*** Provided records

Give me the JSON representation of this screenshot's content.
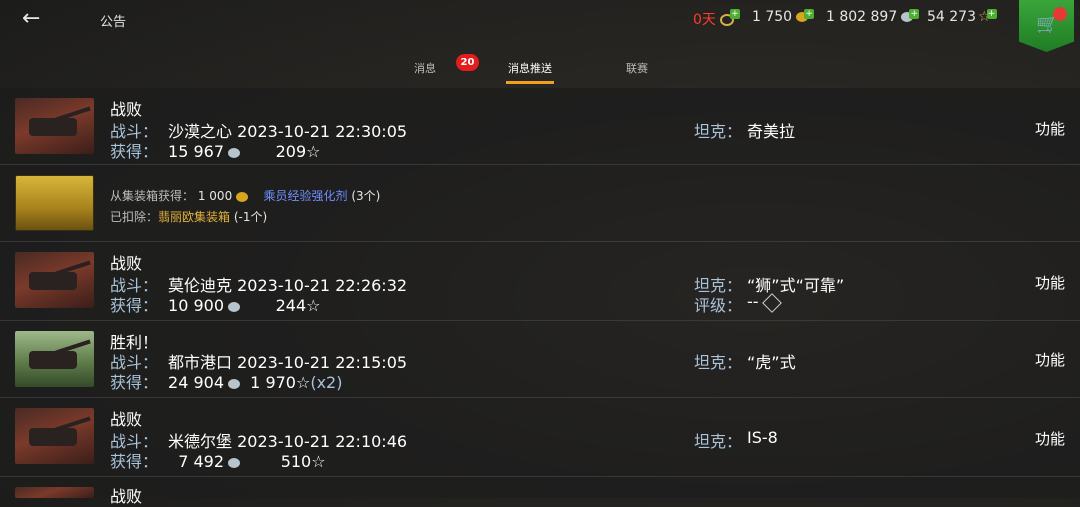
{
  "header": {
    "back_icon": "arrow-left-icon",
    "title": "公告",
    "premium_days": "0天",
    "gold": "1 750",
    "credits": "1 802 897",
    "free_xp": "54 273"
  },
  "tabs": [
    {
      "label": "消息",
      "badge": "20"
    },
    {
      "label": "消息推送",
      "active": true
    },
    {
      "label": "联赛"
    }
  ],
  "rows": [
    {
      "result": "战败",
      "battle_label": "战斗：",
      "map": "沙漠之心",
      "datetime": "2023-10-21 22:30:05",
      "earn_label": "获得：",
      "credits": "15 967",
      "xp": "209☆",
      "tank_label": "坦克：",
      "tank": "奇美拉",
      "action": "功能"
    },
    {
      "box_from": "从集装箱获得：",
      "box_gold": "1 000",
      "box_item": "乘员经验强化剂",
      "box_item_qty": "(3个)",
      "removed_label": "已扣除：",
      "removed_item": "翡丽欧集装箱",
      "removed_qty": "(-1个)"
    },
    {
      "result": "战败",
      "battle_label": "战斗：",
      "map": "莫伦迪克",
      "datetime": "2023-10-21 22:26:32",
      "earn_label": "获得：",
      "credits": "10 900",
      "xp": "244☆",
      "tank_label": "坦克：",
      "tank": "“狮”式“可靠”",
      "rating_label": "评级：",
      "rating": "--",
      "action": "功能"
    },
    {
      "result": "胜利！",
      "battle_label": "战斗：",
      "map": "都市港口",
      "datetime": "2023-10-21 22:15:05",
      "earn_label": "获得：",
      "credits": "24 904",
      "xp": "1 970☆",
      "multiplier": "(x2)",
      "tank_label": "坦克：",
      "tank": "“虎”式",
      "action": "功能"
    },
    {
      "result": "战败",
      "battle_label": "战斗：",
      "map": "米德尔堡",
      "datetime": "2023-10-21 22:10:46",
      "earn_label": "获得：",
      "credits": "7 492",
      "xp": "510☆",
      "tank_label": "坦克：",
      "tank": "IS-8",
      "action": "功能"
    },
    {
      "result": "战败"
    }
  ]
}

******

Quote the data exactly, leaving every image out of the copy.

Give me the JSON representation of this screenshot's content.
{
  "header": {
    "back_icon": "arrow-left-icon",
    "title": "公告",
    "premium_days": "0天",
    "gold": "1 750",
    "credits": "1 802 897",
    "free_xp": "54 273"
  },
  "tabs": [
    {
      "label": "消息",
      "badge": "20"
    },
    {
      "label": "消息推送",
      "active": true
    },
    {
      "label": "联赛"
    }
  ],
  "rows": [
    {
      "result": "战败",
      "battle_label": "战斗：",
      "map": "沙漠之心",
      "datetime": "2023-10-21 22:30:05",
      "earn_label": "获得：",
      "credits": "15 967",
      "xp": "209☆",
      "tank_label": "坦克：",
      "tank": "奇美拉",
      "action": "功能"
    },
    {
      "box_from": "从集装箱获得：",
      "box_gold": "1 000",
      "box_item": "乘员经验强化剂",
      "box_item_qty": "(3个)",
      "removed_label": "已扣除：",
      "removed_item": "翡丽欧集装箱",
      "removed_qty": "(-1个)"
    },
    {
      "result": "战败",
      "battle_label": "战斗：",
      "map": "莫伦迪克",
      "datetime": "2023-10-21 22:26:32",
      "earn_label": "获得：",
      "credits": "10 900",
      "xp": "244☆",
      "tank_label": "坦克：",
      "tank": "“狮”式“可靠”",
      "rating_label": "评级：",
      "rating": "--",
      "action": "功能"
    },
    {
      "result": "胜利！",
      "battle_label": "战斗：",
      "map": "都市港口",
      "datetime": "2023-10-21 22:15:05",
      "earn_label": "获得：",
      "credits": "24 904",
      "xp": "1 970☆",
      "multiplier": "(x2)",
      "tank_label": "坦克：",
      "tank": "“虎”式",
      "action": "功能"
    },
    {
      "result": "战败",
      "battle_label": "战斗：",
      "map": "米德尔堡",
      "datetime": "2023-10-21 22:10:46",
      "earn_label": "获得：",
      "credits": "7 492",
      "xp": "510☆",
      "tank_label": "坦克：",
      "tank": "IS-8",
      "action": "功能"
    },
    {
      "result": "战败"
    }
  ]
}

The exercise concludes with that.